-- start of Records for the task --

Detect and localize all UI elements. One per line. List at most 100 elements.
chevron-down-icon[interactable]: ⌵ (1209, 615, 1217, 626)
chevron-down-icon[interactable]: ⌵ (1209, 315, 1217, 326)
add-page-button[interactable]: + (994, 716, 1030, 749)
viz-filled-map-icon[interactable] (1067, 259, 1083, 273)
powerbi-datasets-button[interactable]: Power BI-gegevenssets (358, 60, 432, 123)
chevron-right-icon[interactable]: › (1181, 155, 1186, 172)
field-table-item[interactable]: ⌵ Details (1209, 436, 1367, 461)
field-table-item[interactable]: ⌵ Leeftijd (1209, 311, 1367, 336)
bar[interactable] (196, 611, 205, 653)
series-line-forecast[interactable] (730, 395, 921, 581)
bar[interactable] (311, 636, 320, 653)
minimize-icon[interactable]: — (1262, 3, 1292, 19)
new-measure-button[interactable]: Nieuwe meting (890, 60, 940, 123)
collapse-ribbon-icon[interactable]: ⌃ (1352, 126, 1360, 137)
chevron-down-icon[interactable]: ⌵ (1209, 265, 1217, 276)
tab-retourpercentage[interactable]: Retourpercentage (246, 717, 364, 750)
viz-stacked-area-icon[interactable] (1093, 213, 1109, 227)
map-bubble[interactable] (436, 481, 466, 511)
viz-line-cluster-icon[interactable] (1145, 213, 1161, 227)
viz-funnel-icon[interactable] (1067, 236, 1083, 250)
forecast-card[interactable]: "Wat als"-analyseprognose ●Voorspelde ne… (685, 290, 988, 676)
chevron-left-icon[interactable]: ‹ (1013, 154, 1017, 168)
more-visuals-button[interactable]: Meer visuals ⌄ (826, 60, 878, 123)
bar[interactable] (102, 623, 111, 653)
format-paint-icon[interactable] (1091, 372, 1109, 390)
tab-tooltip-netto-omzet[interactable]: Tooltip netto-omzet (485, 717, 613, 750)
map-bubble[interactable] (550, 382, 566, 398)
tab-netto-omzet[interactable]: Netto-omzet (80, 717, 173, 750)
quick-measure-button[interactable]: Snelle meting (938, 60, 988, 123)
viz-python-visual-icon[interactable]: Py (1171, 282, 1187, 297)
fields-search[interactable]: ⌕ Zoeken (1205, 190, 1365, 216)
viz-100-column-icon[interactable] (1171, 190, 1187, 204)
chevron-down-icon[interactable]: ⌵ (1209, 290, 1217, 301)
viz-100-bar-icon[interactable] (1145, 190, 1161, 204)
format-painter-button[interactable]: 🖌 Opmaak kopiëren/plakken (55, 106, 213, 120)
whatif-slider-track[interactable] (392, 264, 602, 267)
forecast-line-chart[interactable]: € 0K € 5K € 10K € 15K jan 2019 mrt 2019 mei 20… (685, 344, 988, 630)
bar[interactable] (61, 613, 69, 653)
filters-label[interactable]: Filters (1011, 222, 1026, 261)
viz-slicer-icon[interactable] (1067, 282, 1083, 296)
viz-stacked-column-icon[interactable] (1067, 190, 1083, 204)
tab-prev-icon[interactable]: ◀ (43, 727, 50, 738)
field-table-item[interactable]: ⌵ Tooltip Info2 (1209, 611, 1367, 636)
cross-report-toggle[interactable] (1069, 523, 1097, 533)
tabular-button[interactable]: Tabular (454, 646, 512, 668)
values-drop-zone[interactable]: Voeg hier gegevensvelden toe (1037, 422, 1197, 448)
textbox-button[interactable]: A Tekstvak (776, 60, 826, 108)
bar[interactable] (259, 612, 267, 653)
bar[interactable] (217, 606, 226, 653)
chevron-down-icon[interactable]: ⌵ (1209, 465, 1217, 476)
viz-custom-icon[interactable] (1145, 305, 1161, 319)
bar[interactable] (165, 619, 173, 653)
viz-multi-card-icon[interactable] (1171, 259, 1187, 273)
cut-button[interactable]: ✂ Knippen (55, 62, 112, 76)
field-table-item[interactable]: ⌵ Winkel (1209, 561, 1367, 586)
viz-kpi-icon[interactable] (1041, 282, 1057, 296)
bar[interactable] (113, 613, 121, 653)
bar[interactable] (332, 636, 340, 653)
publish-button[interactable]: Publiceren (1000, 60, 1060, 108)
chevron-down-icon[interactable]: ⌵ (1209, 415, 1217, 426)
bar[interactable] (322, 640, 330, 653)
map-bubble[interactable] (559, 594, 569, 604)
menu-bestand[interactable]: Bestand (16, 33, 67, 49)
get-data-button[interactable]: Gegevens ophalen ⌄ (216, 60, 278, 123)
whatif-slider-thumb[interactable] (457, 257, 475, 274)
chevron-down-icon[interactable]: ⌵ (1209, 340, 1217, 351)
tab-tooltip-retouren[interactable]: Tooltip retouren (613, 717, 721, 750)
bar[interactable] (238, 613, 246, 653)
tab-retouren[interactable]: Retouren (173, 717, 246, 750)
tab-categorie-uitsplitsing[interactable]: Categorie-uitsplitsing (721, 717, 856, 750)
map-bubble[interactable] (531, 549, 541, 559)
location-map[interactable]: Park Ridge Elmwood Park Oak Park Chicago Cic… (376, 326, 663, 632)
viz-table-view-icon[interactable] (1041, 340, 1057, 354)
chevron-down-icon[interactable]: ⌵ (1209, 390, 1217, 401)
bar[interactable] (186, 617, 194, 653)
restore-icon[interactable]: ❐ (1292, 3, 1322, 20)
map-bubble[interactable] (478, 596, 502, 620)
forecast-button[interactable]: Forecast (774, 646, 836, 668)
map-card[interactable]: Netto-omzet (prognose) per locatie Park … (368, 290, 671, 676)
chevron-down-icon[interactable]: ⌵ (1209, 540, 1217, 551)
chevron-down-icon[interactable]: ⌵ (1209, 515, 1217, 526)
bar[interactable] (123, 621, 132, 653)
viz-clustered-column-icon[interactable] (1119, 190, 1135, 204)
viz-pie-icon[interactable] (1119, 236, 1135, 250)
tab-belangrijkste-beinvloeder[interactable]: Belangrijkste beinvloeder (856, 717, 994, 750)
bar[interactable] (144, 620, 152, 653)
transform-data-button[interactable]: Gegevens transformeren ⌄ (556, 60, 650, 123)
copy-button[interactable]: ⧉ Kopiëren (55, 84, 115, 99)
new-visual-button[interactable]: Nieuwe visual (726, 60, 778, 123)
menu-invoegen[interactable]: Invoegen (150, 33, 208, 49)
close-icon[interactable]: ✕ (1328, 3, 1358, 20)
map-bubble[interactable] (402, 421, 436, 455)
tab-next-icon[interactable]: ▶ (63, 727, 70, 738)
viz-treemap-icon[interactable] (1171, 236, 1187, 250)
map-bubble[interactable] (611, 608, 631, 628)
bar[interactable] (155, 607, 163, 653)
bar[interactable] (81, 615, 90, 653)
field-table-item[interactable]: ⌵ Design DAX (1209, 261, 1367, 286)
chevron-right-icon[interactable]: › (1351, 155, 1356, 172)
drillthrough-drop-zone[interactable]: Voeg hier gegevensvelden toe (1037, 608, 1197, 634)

-- end of Records for the task --

- [What to do] Reproduce every line of the entries above verbatim, in the same order.

- [Complete output]
Detect and localize all UI elements. One per line. List at most 100 elements.
chevron-down-icon[interactable]: ⌵ (1209, 615, 1217, 626)
chevron-down-icon[interactable]: ⌵ (1209, 315, 1217, 326)
add-page-button[interactable]: + (994, 716, 1030, 749)
viz-filled-map-icon[interactable] (1067, 259, 1083, 273)
powerbi-datasets-button[interactable]: Power BI-gegevenssets (358, 60, 432, 123)
chevron-right-icon[interactable]: › (1181, 155, 1186, 172)
field-table-item[interactable]: ⌵ Details (1209, 436, 1367, 461)
field-table-item[interactable]: ⌵ Leeftijd (1209, 311, 1367, 336)
bar[interactable] (196, 611, 205, 653)
series-line-forecast[interactable] (730, 395, 921, 581)
bar[interactable] (311, 636, 320, 653)
minimize-icon[interactable]: — (1262, 3, 1292, 19)
new-measure-button[interactable]: Nieuwe meting (890, 60, 940, 123)
collapse-ribbon-icon[interactable]: ⌃ (1352, 126, 1360, 137)
chevron-down-icon[interactable]: ⌵ (1209, 265, 1217, 276)
tab-retourpercentage[interactable]: Retourpercentage (246, 717, 364, 750)
viz-stacked-area-icon[interactable] (1093, 213, 1109, 227)
map-bubble[interactable] (436, 481, 466, 511)
viz-line-cluster-icon[interactable] (1145, 213, 1161, 227)
viz-funnel-icon[interactable] (1067, 236, 1083, 250)
forecast-card[interactable]: "Wat als"-analyseprognose ●Voorspelde ne… (685, 290, 988, 676)
chevron-left-icon[interactable]: ‹ (1013, 154, 1017, 168)
more-visuals-button[interactable]: Meer visuals ⌄ (826, 60, 878, 123)
bar[interactable] (102, 623, 111, 653)
format-paint-icon[interactable] (1091, 372, 1109, 390)
tab-tooltip-netto-omzet[interactable]: Tooltip netto-omzet (485, 717, 613, 750)
map-bubble[interactable] (550, 382, 566, 398)
tab-netto-omzet[interactable]: Netto-omzet (80, 717, 173, 750)
quick-measure-button[interactable]: Snelle meting (938, 60, 988, 123)
viz-python-visual-icon[interactable]: Py (1171, 282, 1187, 297)
fields-search[interactable]: ⌕ Zoeken (1205, 190, 1365, 216)
viz-100-column-icon[interactable] (1171, 190, 1187, 204)
chevron-down-icon[interactable]: ⌵ (1209, 290, 1217, 301)
viz-100-bar-icon[interactable] (1145, 190, 1161, 204)
format-painter-button[interactable]: 🖌 Opmaak kopiëren/plakken (55, 106, 213, 120)
whatif-slider-track[interactable] (392, 264, 602, 267)
forecast-line-chart[interactable]: € 0K € 5K € 10K € 15K jan 2019 mrt 2019 mei 20… (685, 344, 988, 630)
bar[interactable] (61, 613, 69, 653)
filters-label[interactable]: Filters (1011, 222, 1026, 261)
viz-slicer-icon[interactable] (1067, 282, 1083, 296)
viz-stacked-column-icon[interactable] (1067, 190, 1083, 204)
tab-prev-icon[interactable]: ◀ (43, 727, 50, 738)
field-table-item[interactable]: ⌵ Tooltip Info2 (1209, 611, 1367, 636)
cross-report-toggle[interactable] (1069, 523, 1097, 533)
tabular-button[interactable]: Tabular (454, 646, 512, 668)
values-drop-zone[interactable]: Voeg hier gegevensvelden toe (1037, 422, 1197, 448)
textbox-button[interactable]: A Tekstvak (776, 60, 826, 108)
bar[interactable] (259, 612, 267, 653)
bar[interactable] (217, 606, 226, 653)
chevron-down-icon[interactable]: ⌵ (1209, 465, 1217, 476)
viz-custom-icon[interactable] (1145, 305, 1161, 319)
bar[interactable] (165, 619, 173, 653)
viz-multi-card-icon[interactable] (1171, 259, 1187, 273)
cut-button[interactable]: ✂ Knippen (55, 62, 112, 76)
field-table-item[interactable]: ⌵ Winkel (1209, 561, 1367, 586)
viz-kpi-icon[interactable] (1041, 282, 1057, 296)
bar[interactable] (113, 613, 121, 653)
bar[interactable] (332, 636, 340, 653)
publish-button[interactable]: Publiceren (1000, 60, 1060, 108)
chevron-down-icon[interactable]: ⌵ (1209, 415, 1217, 426)
bar[interactable] (322, 640, 330, 653)
map-bubble[interactable] (559, 594, 569, 604)
menu-bestand[interactable]: Bestand (16, 33, 67, 49)
get-data-button[interactable]: Gegevens ophalen ⌄ (216, 60, 278, 123)
whatif-slider-thumb[interactable] (457, 257, 475, 274)
chevron-down-icon[interactable]: ⌵ (1209, 340, 1217, 351)
tab-tooltip-retouren[interactable]: Tooltip retouren (613, 717, 721, 750)
bar[interactable] (238, 613, 246, 653)
tab-retouren[interactable]: Retouren (173, 717, 246, 750)
tab-categorie-uitsplitsing[interactable]: Categorie-uitsplitsing (721, 717, 856, 750)
map-bubble[interactable] (531, 549, 541, 559)
location-map[interactable]: Park Ridge Elmwood Park Oak Park Chicago Cic… (376, 326, 663, 632)
viz-table-view-icon[interactable] (1041, 340, 1057, 354)
chevron-down-icon[interactable]: ⌵ (1209, 390, 1217, 401)
bar[interactable] (186, 617, 194, 653)
restore-icon[interactable]: ❐ (1292, 3, 1322, 20)
map-bubble[interactable] (478, 596, 502, 620)
forecast-button[interactable]: Forecast (774, 646, 836, 668)
map-card[interactable]: Netto-omzet (prognose) per locatie Park … (368, 290, 671, 676)
chevron-down-icon[interactable]: ⌵ (1209, 540, 1217, 551)
chevron-down-icon[interactable]: ⌵ (1209, 515, 1217, 526)
bar[interactable] (123, 621, 132, 653)
viz-clustered-column-icon[interactable] (1119, 190, 1135, 204)
viz-pie-icon[interactable] (1119, 236, 1135, 250)
tab-belangrijkste-beinvloeder[interactable]: Belangrijkste beinvloeder (856, 717, 994, 750)
bar[interactable] (144, 620, 152, 653)
transform-data-button[interactable]: Gegevens transformeren ⌄ (556, 60, 650, 123)
copy-button[interactable]: ⧉ Kopiëren (55, 84, 115, 99)
new-visual-button[interactable]: Nieuwe visual (726, 60, 778, 123)
menu-invoegen[interactable]: Invoegen (150, 33, 208, 49)
close-icon[interactable]: ✕ (1328, 3, 1358, 20)
map-bubble[interactable] (402, 421, 436, 455)
tab-next-icon[interactable]: ▶ (63, 727, 70, 738)
viz-treemap-icon[interactable] (1171, 236, 1187, 250)
map-bubble[interactable] (611, 608, 631, 628)
bar[interactable] (155, 607, 163, 653)
bar[interactable] (81, 615, 90, 653)
field-table-item[interactable]: ⌵ Design DAX (1209, 261, 1367, 286)
chevron-right-icon[interactable]: › (1351, 155, 1356, 172)
drillthrough-drop-zone[interactable]: Voeg hier gegevensvelden toe (1037, 608, 1197, 634)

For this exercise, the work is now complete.